# Stated problem:
Search the material for the string "reads", then return every line where it is found.

# Provided data:
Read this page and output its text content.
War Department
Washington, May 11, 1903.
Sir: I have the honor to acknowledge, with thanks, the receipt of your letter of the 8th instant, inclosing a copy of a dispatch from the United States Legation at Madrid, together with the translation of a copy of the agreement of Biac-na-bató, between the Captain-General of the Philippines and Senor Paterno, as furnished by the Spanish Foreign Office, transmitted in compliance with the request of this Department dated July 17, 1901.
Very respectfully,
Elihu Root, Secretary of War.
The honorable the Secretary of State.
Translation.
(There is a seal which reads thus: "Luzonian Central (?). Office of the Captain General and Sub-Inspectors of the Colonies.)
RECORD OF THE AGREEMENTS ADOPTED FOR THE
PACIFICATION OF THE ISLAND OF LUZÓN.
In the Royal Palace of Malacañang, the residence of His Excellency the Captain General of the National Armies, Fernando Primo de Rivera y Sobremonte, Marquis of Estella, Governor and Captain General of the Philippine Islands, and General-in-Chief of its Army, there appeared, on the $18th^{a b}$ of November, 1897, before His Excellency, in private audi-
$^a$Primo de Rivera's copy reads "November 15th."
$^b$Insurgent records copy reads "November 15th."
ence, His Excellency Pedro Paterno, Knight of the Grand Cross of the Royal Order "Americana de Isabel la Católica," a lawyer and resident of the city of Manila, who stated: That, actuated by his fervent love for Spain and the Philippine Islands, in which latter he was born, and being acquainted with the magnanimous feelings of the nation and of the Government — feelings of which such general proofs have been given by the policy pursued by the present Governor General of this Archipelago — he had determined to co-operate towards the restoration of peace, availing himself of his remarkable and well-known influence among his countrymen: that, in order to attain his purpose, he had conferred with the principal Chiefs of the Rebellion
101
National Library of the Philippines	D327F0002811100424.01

# Output for this exercise:
(There is a seal which reads thus: "Luzonian Central (?). Office of the Captain General and Sub-Inspectors of the Colonies.)
$^a$Primo de Rivera's copy reads "November 15th."
$^b$Insurgent records copy reads "November 15th."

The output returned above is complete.